# Your task
Copy out all of the material, matching it word for word.

(Collected data)
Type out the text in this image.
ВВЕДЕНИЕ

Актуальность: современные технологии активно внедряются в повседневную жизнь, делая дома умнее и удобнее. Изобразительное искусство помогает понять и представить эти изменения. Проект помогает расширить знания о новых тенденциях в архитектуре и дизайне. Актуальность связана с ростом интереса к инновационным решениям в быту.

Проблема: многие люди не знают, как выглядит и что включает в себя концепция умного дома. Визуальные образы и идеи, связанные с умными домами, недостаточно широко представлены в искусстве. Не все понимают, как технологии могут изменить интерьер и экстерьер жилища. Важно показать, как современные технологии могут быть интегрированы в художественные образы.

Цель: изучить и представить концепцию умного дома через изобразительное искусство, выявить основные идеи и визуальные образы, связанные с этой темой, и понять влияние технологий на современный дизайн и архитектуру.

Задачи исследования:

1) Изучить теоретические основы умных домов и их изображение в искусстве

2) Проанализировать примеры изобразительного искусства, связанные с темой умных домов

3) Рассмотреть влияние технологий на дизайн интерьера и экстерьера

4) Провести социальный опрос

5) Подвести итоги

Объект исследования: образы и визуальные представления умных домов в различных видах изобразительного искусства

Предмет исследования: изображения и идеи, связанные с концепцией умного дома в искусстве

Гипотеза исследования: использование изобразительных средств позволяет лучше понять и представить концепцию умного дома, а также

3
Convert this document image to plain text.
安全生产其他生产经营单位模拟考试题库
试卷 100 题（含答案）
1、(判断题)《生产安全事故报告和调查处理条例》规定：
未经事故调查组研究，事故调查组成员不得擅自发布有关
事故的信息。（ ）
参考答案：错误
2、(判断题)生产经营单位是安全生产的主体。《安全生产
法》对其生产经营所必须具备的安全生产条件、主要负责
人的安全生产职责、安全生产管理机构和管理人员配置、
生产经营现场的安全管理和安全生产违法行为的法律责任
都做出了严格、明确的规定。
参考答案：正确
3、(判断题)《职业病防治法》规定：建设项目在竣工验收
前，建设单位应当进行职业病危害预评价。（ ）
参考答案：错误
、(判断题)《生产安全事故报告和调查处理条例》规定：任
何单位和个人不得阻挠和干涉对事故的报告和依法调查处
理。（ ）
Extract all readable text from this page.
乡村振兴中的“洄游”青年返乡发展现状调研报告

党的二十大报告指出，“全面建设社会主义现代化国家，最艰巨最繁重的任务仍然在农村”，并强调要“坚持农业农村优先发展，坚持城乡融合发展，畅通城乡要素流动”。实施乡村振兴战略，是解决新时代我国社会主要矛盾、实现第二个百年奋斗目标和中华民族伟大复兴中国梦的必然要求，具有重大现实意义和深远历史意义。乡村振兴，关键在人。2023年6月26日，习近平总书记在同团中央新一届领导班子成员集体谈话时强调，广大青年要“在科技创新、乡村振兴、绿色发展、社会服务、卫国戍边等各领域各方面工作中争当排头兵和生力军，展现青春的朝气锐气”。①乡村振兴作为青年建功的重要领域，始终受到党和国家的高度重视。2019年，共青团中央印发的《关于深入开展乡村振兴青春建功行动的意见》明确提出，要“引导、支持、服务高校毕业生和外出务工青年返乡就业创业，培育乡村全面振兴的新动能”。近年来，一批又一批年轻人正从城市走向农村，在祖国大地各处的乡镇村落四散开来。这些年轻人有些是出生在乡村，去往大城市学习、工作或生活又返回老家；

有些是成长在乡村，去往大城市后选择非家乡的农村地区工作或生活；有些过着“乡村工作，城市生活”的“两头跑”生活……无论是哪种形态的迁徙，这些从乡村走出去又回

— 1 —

# Answer
Type out the text in this image.
ВВЕДЕНИЕ

Актуальность: современные технологии активно внедряются в повседневную жизнь, делая дома умнее и удобнее. Изобразительное искусство помогает понять и представить эти изменения. Проект помогает расширить знания о новых тенденциях в архитектуре и дизайне. Актуальность связана с ростом интереса к инновационным решениям в быту.

Проблема: многие люди не знают, как выглядит и что включает в себя концепция умного дома. Визуальные образы и идеи, связанные с умными домами, недостаточно широко представлены в искусстве. Не все понимают, как технологии могут изменить интерьер и экстерьер жилища. Важно показать, как современные технологии могут быть интегрированы в художественные образы.

Цель: изучить и представить концепцию умного дома через изобразительное искусство, выявить основные идеи и визуальные образы, связанные с этой темой, и понять влияние технологий на современный дизайн и архитектуру.

Задачи исследования:

1) Изучить теоретические основы умных домов и их изображение в искусстве

2) Проанализировать примеры изобразительного искусства, связанные с темой умных домов

3) Рассмотреть влияние технологий на дизайн интерьера и экстерьера

4) Провести социальный опрос

5) Подвести итоги

Объект исследования: образы и визуальные представления умных домов в различных видах изобразительного искусства

Предмет исследования: изображения и идеи, связанные с концепцией умного дома в искусстве

Гипотеза исследования: использование изобразительных средств позволяет лучше понять и представить концепцию умного дома, а также

3
Convert this document image to plain text.
安全生产其他生产经营单位模拟考试题库
试卷 100 题（含答案）
1、(判断题)《生产安全事故报告和调查处理条例》规定：
未经事故调查组研究，事故调查组成员不得擅自发布有关
事故的信息。（ ）
参考答案：错误
2、(判断题)生产经营单位是安全生产的主体。《安全生产
法》对其生产经营所必须具备的安全生产条件、主要负责
人的安全生产职责、安全生产管理机构和管理人员配置、
生产经营现场的安全管理和安全生产违法行为的法律责任
都做出了严格、明确的规定。
参考答案：正确
3、(判断题)《职业病防治法》规定：建设项目在竣工验收
前，建设单位应当进行职业病危害预评价。（ ）
参考答案：错误
、(判断题)《生产安全事故报告和调查处理条例》规定：任
何单位和个人不得阻挠和干涉对事故的报告和依法调查处
理。（ ）
Extract all readable text from this page.
乡村振兴中的“洄游”青年返乡发展现状调研报告

党的二十大报告指出，“全面建设社会主义现代化国家，最艰巨最繁重的任务仍然在农村”，并强调要“坚持农业农村优先发展，坚持城乡融合发展，畅通城乡要素流动”。实施乡村振兴战略，是解决新时代我国社会主要矛盾、实现第二个百年奋斗目标和中华民族伟大复兴中国梦的必然要求，具有重大现实意义和深远历史意义。乡村振兴，关键在人。2023年6月26日，习近平总书记在同团中央新一届领导班子成员集体谈话时强调，广大青年要“在科技创新、乡村振兴、绿色发展、社会服务、卫国戍边等各领域各方面工作中争当排头兵和生力军，展现青春的朝气锐气”。①乡村振兴作为青年建功的重要领域，始终受到党和国家的高度重视。2019年，共青团中央印发的《关于深入开展乡村振兴青春建功行动的意见》明确提出，要“引导、支持、服务高校毕业生和外出务工青年返乡就业创业，培育乡村全面振兴的新动能”。近年来，一批又一批年轻人正从城市走向农村，在祖国大地各处的乡镇村落四散开来。这些年轻人有些是出生在乡村，去往大城市学习、工作或生活又返回老家；

有些是成长在乡村，去往大城市后选择非家乡的农村地区工作或生活；有些过着“乡村工作，城市生活”的“两头跑”生活……无论是哪种形态的迁徙，这些从乡村走出去又回

— 1 —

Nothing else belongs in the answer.